----- 文書の一節
2020年11月20日の本日、アマゾンをはじめとしたネット書店において、当社初の新刊書籍『いつか幸せではなく、今幸せでええやん!』(尾﨑里美著)のシステム上の発売日を迎えました。

ところが結論として、発売日早々にアマゾンの在庫が不足し、この記事を書いている19時45分現在、税込み価格1650円の商品価格が2000円を上回ってしまっています。

尾﨑さんの新刊を楽しみにされている皆様、大変申し訳ございません。

当社の書籍は、ご注文いただいた書店様に配本するいわゆる「注文出荷制」で流通させています。書店様の店頭に並べていただくためには、書店様から注文というアクションを起こしてもらわなければなりません。だからご注文いただいた書店様はとっても大切な存在なんです。

同時に、注文出荷制ゆえに、展開いただける書店様に限りがあるのも正直なところです(当社が商品情報をもっと魅力的にお伝えできればよいのですが、注文書一枚のFAX送信で商品の魅力を伝えきるのは難しいというのを今回痛感もしました)。
----------
----- 記録の抜粋
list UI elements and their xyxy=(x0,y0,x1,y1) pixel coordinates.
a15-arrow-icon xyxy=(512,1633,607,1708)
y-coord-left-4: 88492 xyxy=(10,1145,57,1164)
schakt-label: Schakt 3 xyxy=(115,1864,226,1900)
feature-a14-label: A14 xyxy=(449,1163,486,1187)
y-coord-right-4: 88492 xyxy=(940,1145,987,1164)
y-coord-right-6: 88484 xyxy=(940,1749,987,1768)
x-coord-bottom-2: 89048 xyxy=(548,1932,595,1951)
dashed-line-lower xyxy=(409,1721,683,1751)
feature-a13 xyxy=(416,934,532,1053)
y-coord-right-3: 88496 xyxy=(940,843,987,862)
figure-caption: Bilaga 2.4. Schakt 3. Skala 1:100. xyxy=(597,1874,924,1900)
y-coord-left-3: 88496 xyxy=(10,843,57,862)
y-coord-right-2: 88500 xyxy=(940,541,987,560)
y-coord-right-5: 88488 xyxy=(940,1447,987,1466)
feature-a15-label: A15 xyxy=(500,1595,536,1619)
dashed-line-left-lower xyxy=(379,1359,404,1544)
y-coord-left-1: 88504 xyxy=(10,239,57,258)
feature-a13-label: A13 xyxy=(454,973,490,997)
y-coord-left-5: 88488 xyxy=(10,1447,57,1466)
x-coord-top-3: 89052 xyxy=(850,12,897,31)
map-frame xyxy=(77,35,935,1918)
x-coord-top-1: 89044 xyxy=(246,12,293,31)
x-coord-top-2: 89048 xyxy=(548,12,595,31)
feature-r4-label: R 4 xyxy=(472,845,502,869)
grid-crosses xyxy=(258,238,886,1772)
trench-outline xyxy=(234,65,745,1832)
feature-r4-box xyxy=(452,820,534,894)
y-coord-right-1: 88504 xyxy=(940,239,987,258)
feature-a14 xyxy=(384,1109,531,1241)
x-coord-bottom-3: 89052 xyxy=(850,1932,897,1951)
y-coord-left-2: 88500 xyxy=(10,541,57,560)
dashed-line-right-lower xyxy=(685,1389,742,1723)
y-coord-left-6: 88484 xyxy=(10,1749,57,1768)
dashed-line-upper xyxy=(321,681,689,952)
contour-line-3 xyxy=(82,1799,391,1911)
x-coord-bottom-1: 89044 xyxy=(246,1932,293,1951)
----------
**課題一覧**
**a.** 新刊の発売に関する文章を読み、次の問いに答えてください。
(i) システム上の発売日は何年何月何日か。
(ii) 記事を書いている時点の時刻は何時何分か。
(iii) 当社の書籍はどのような制度で流通しているか。
**b.** 新刊の発売に関する文章を、最後の文の後から書き継げ。
これらの行は、ここでは使わない。

**課題の解答**
**a.**
(i) 2020年11月20日
(ii) 19時45分
(iii) 「注文出荷制」

**b.**
そこで大切になってくるのがネット書店様での販売です。だから今回、新刊の発売を迎えるにあたり、数か月前から在庫を切らさないためにはどうすればよいのか、すくない知識の中で考え、各方面にもその旨をアナウンスし、またアドバイスも求めてきたつもりです。

ところが今回、発売日当日に在庫不足をまねいてしまいました。その理由をきょうもいろいろ電話して調べた結果、ようやくほぼすべて理解することができました。自身の備忘録も含めてnoteに記しておきます。

(以下は、どこが良い悪いという話ではないです。アマゾン様を例にあげていますが、アマゾンは自社のルールで発注処理をおこなっているだけです。版元ドットコムのシステムはうちのようなひとり出版社にとってはありがたすぎるシステムです)

①当社の取次会社はJRC
当社は取次会社JRC様と契約しました。これがひとつ目の前提条件です。JRC様とアマゾンは直接取引の契約がなされています。

②当社は版元ドットコムの会員になりました
次に、当社は版元ドットコム様の会員になっています。これがふたつ目の前提条件です。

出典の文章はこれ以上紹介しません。